• **Objective**:
Repeat the records in full and exactly, omitting pictures.

• **Collection entries**:
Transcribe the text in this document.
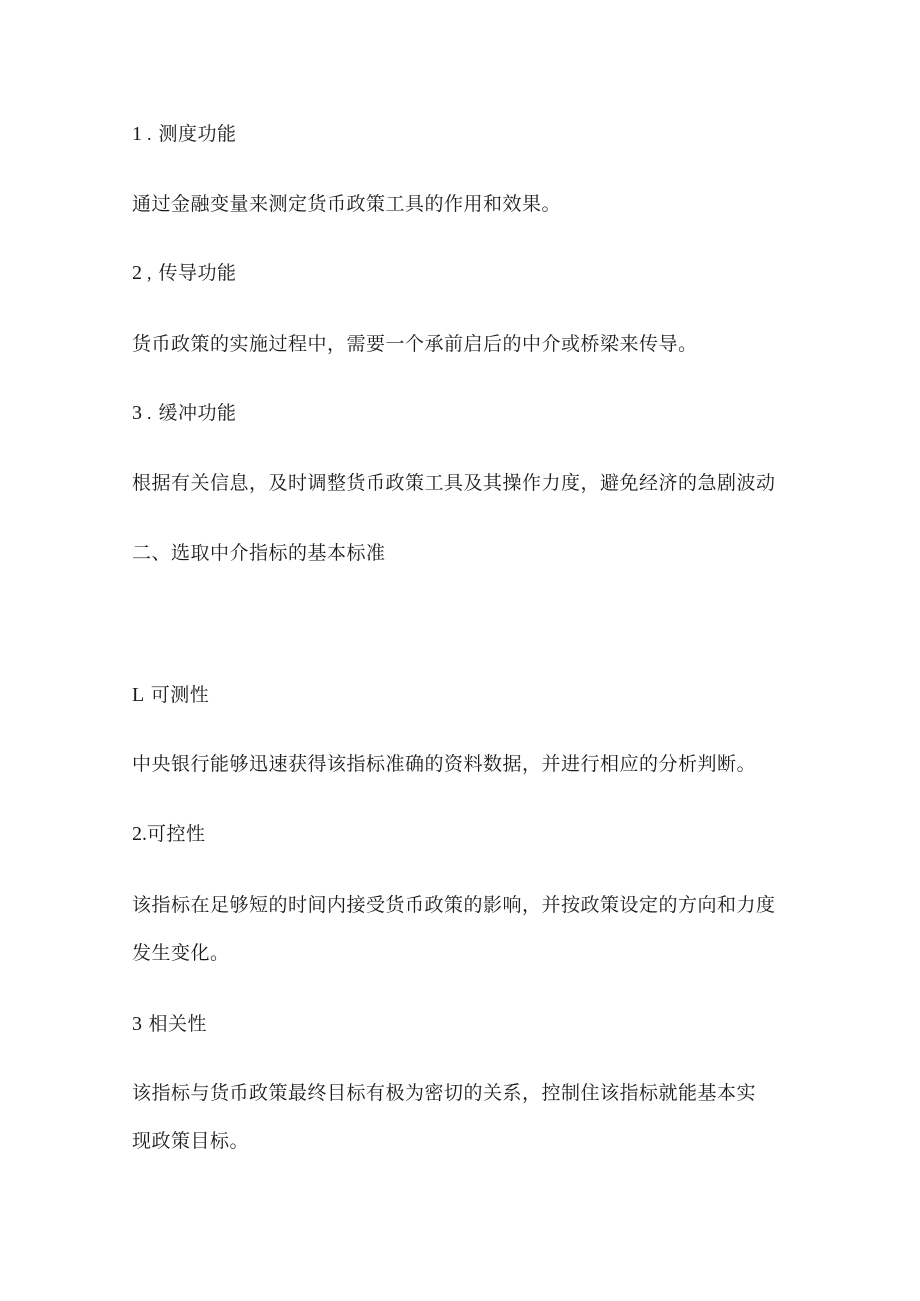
1 . 测度功能
通过金融变量来测定货币政策工具的作用和效果。
2 , 传导功能
货币政策的实施过程中，需要一个承前启后的中介或桥梁来传导。
3 . 缓冲功能
根据有关信息，及时调整货币政策工具及其操作力度，避免经济的急剧波动
二、选取中介指标的基本标准
L 可测性
中央银行能够迅速获得该指标准确的资料数据，并进行相应的分析判断。
2.可控性
该指标在足够短的时间内接受货币政策的影响，并按政策设定的方向和力度
发生变化。
3 相关性
该指标与货币政策最终目标有极为密切的关系，控制住该指标就能基本实
现政策目标。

• **Written response**:
Transcribe the text in this document.
1 . 测度功能
通过金融变量来测定货币政策工具的作用和效果。
2 , 传导功能
货币政策的实施过程中，需要一个承前启后的中介或桥梁来传导。
3 . 缓冲功能
根据有关信息，及时调整货币政策工具及其操作力度，避免经济的急剧波动
二、选取中介指标的基本标准
L 可测性
中央银行能够迅速获得该指标准确的资料数据，并进行相应的分析判断。
2.可控性
该指标在足够短的时间内接受货币政策的影响，并按政策设定的方向和力度
发生变化。
3 相关性
该指标与货币政策最终目标有极为密切的关系，控制住该指标就能基本实
现政策目标。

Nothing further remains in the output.